■ What you are asked to do: Count the lines in the entries below that include the word "gray". Give nothing but the number.

--- START ---

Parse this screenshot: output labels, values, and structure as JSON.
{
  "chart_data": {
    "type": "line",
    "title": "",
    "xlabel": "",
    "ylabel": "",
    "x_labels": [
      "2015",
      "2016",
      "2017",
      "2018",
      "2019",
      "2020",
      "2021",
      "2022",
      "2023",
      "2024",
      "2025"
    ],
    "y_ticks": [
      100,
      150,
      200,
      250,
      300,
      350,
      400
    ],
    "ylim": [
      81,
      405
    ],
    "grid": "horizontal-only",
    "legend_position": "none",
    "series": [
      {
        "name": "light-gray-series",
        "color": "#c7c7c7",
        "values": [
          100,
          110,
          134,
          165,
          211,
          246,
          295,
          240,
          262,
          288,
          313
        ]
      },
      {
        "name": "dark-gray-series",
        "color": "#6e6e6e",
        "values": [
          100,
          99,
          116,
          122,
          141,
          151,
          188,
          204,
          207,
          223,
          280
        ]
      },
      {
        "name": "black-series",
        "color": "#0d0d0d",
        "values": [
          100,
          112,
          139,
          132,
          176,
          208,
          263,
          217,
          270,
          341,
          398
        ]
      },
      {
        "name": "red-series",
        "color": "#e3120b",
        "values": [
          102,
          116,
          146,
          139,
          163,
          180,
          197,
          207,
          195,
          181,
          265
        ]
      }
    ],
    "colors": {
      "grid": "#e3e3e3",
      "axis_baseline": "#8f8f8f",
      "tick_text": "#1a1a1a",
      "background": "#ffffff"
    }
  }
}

--- END ---

■ Task solution: 2